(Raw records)
───

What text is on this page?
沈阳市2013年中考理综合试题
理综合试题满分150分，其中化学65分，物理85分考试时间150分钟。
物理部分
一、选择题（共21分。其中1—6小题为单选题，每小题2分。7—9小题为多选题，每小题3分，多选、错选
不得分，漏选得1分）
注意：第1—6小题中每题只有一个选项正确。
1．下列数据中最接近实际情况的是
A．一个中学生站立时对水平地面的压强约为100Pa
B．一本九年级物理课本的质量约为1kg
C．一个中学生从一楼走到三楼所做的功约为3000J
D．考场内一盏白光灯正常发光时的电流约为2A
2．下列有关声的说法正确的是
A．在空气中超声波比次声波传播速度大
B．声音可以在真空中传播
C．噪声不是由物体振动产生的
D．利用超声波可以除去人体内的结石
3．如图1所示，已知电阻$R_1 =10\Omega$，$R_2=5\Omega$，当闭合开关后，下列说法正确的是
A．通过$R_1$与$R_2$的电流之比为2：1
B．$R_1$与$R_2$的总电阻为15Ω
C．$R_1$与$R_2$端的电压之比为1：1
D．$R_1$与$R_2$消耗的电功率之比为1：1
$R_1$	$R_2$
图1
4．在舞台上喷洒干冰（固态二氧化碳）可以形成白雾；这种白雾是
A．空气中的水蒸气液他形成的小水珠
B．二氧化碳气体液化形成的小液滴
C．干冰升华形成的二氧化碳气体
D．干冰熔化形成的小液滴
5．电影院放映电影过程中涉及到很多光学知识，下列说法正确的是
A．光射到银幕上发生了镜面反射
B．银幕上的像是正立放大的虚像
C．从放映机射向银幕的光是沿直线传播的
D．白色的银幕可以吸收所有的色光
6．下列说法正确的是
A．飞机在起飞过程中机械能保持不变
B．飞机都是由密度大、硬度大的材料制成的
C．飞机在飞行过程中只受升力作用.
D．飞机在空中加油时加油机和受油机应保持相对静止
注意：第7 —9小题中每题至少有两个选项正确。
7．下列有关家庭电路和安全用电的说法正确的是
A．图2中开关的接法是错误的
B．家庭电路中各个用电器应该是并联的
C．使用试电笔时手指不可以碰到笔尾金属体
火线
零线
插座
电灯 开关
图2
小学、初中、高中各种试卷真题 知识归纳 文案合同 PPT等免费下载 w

───

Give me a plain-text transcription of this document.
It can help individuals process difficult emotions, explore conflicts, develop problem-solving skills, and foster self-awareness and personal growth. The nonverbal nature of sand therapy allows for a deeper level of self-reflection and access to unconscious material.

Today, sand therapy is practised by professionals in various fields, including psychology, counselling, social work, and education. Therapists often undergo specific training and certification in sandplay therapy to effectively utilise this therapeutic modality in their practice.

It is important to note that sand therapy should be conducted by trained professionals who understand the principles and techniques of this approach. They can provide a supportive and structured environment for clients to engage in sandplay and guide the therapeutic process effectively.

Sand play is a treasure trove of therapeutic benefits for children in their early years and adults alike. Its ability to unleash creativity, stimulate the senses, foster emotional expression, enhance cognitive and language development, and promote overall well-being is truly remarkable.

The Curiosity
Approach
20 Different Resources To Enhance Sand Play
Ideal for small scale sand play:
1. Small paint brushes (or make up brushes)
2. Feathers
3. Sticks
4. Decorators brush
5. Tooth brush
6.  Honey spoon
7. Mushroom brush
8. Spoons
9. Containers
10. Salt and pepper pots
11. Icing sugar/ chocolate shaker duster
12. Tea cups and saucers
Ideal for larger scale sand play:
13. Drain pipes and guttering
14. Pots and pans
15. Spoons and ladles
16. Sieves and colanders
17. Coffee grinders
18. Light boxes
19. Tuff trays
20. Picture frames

───

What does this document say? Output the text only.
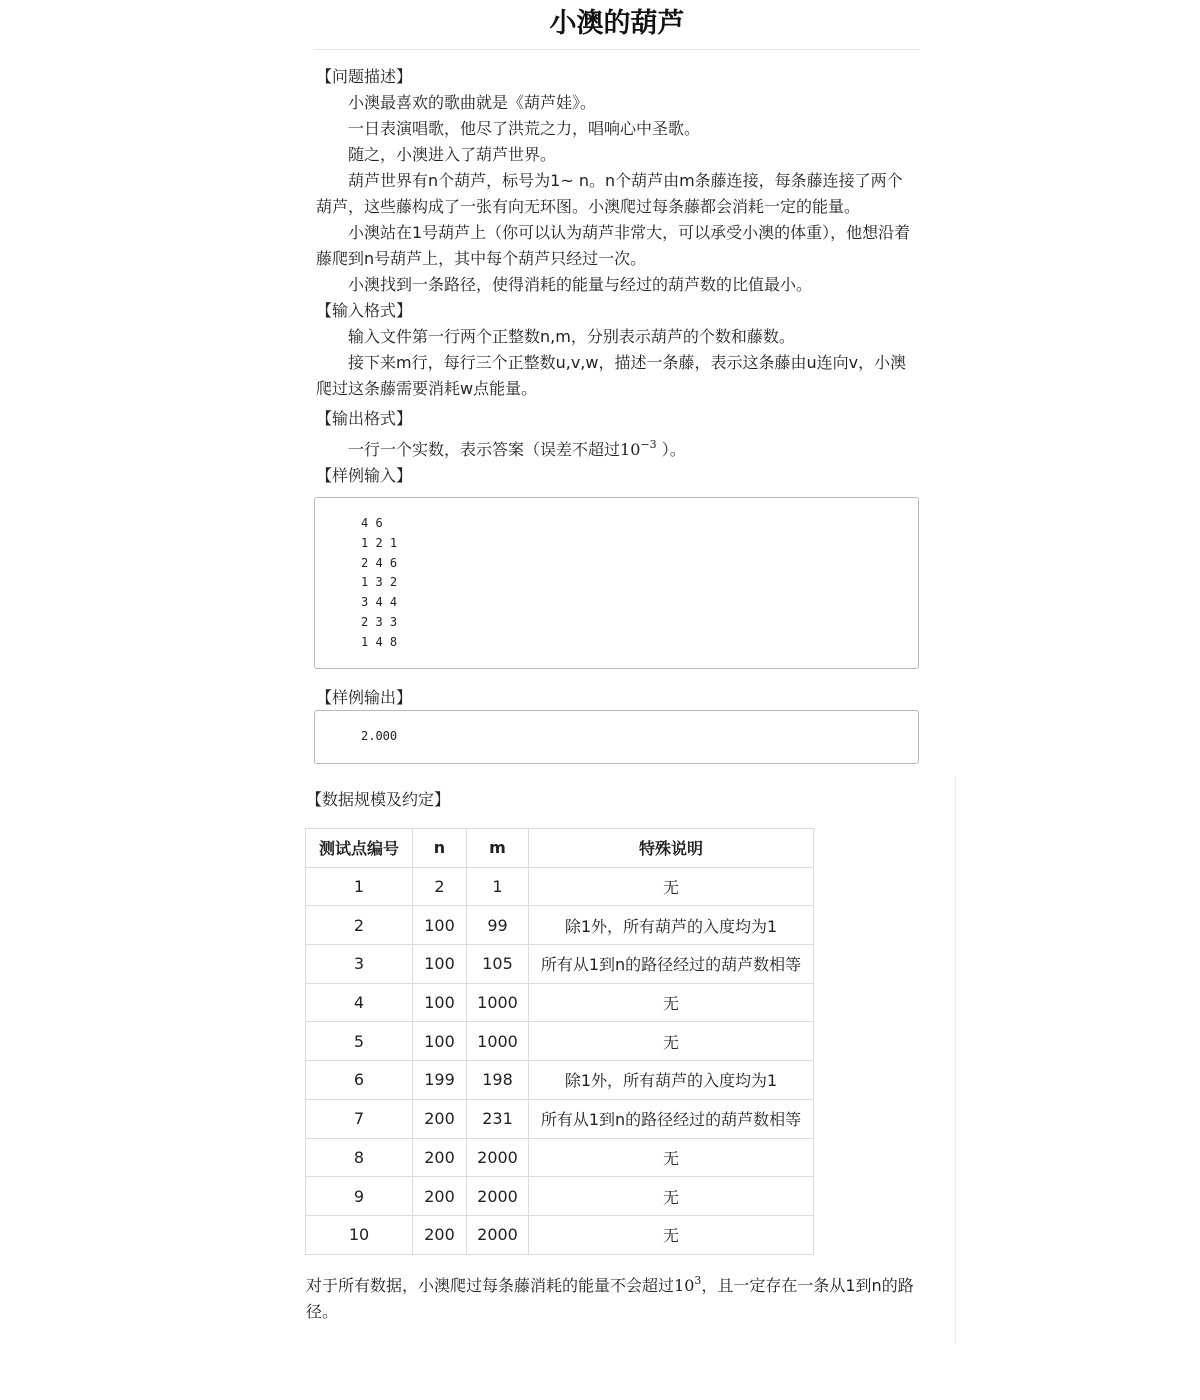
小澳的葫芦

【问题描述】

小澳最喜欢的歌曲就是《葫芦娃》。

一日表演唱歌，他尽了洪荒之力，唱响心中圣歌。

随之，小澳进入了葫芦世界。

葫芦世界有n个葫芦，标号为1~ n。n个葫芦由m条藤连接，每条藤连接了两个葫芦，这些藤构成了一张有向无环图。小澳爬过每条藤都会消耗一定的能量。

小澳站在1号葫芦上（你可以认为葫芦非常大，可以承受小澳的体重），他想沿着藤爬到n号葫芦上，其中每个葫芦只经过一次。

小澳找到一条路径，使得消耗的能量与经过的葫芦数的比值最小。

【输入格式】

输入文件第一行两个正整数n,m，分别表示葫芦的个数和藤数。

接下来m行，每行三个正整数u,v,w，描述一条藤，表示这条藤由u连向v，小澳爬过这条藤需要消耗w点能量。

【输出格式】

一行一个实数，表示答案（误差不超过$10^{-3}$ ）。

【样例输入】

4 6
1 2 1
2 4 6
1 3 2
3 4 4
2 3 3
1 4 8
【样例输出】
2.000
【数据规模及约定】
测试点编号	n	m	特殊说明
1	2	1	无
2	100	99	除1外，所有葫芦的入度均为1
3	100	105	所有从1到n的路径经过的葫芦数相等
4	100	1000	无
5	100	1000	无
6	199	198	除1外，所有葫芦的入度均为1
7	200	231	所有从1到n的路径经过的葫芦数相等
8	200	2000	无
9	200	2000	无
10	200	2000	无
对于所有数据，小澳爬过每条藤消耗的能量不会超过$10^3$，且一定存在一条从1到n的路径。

───

→ **Task goal**
Looking at the records above, say how many lines hold the string "sandplay". Write nothing but the number.

→ **Solution for this exercise**
2